Required work ::
Copy out the records between the lines holding "list every element" and "hour-bar[interactable] <box>301 357", inclusive, reproducing each line without any change.

Task input ::
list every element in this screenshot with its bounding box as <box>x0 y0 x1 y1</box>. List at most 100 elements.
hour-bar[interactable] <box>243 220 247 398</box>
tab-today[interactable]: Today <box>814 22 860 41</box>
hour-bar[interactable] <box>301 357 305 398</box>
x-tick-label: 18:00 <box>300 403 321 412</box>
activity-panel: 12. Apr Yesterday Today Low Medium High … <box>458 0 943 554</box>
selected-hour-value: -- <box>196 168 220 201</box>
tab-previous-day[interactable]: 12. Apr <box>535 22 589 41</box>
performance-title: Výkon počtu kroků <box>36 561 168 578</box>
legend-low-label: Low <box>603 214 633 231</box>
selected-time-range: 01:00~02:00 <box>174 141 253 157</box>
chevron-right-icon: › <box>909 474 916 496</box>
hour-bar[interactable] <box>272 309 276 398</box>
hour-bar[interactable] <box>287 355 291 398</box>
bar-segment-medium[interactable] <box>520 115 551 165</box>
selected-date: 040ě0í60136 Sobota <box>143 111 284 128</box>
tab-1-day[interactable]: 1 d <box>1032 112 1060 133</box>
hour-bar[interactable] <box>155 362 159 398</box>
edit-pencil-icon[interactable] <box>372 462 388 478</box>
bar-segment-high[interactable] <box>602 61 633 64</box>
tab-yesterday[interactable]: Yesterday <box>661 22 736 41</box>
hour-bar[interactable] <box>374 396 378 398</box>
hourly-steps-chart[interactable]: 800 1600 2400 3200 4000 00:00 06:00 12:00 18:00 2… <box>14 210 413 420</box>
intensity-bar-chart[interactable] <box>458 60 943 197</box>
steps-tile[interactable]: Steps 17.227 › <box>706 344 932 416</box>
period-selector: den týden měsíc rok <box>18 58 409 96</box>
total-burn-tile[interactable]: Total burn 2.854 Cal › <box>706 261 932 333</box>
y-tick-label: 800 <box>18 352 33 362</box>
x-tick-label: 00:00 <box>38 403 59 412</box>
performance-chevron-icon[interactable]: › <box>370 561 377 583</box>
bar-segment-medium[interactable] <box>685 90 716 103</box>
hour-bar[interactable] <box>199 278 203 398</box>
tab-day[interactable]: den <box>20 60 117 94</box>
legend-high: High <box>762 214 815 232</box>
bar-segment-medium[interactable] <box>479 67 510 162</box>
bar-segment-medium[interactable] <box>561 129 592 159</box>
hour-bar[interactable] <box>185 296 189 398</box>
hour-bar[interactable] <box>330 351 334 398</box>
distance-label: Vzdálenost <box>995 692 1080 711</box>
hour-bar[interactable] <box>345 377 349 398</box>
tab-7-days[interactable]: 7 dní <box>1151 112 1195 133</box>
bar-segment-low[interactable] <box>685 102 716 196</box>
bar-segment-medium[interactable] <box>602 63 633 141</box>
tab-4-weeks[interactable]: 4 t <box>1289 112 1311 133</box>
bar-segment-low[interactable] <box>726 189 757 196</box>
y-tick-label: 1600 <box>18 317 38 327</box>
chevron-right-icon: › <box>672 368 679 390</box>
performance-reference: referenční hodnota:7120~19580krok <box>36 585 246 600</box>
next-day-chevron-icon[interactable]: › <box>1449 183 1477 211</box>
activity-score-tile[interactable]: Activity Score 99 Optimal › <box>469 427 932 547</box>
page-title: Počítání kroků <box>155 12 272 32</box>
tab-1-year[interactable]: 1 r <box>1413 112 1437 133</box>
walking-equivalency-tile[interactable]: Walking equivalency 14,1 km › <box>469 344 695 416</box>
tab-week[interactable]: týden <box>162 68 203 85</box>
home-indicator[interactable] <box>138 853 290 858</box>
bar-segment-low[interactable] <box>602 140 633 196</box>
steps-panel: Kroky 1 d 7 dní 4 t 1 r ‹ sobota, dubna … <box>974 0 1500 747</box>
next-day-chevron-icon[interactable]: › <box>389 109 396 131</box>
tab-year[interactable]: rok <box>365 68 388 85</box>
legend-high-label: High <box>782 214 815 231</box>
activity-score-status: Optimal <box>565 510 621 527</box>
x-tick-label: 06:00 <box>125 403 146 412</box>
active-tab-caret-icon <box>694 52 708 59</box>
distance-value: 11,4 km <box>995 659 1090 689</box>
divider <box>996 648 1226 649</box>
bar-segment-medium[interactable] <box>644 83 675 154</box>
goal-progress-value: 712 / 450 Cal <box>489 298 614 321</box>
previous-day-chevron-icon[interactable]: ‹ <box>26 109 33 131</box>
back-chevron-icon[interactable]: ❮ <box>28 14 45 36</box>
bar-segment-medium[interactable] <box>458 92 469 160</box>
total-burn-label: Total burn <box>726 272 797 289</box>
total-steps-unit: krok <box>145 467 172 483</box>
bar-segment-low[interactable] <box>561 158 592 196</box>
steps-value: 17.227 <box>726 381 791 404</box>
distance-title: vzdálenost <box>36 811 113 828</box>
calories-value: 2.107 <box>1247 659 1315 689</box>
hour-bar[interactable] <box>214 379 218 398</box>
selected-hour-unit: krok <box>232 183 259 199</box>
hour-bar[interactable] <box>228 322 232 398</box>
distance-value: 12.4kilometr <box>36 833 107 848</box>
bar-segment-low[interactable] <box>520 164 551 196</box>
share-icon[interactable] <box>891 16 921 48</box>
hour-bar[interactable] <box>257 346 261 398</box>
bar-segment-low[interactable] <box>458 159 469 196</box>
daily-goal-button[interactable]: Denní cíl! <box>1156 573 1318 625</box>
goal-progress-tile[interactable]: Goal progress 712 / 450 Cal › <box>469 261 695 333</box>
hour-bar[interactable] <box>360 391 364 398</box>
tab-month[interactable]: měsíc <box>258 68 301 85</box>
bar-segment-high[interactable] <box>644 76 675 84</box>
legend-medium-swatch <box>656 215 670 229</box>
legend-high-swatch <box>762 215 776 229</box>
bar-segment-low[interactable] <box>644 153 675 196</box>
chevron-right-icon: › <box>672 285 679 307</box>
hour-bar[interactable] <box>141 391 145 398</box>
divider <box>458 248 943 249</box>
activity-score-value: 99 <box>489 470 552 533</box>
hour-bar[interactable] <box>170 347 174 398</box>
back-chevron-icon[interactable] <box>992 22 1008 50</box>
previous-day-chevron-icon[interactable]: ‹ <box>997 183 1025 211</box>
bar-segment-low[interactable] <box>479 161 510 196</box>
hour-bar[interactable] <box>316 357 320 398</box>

--

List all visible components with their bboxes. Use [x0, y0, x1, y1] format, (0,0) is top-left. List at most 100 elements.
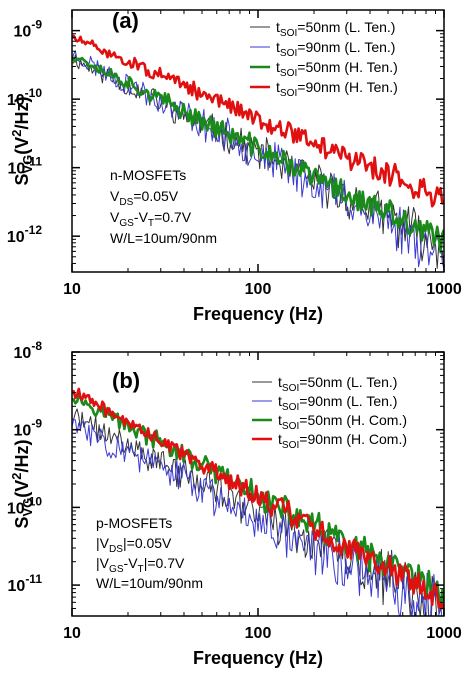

Reply ::
list every element in this screenshot with its bounding box as <box>x0 y0 x1 y1</box>. List at most 100 elements.
hour-bar[interactable] <box>243 220 247 398</box>
tab-today[interactable]: Today <box>814 22 860 41</box>
hour-bar[interactable] <box>301 357 305 398</box>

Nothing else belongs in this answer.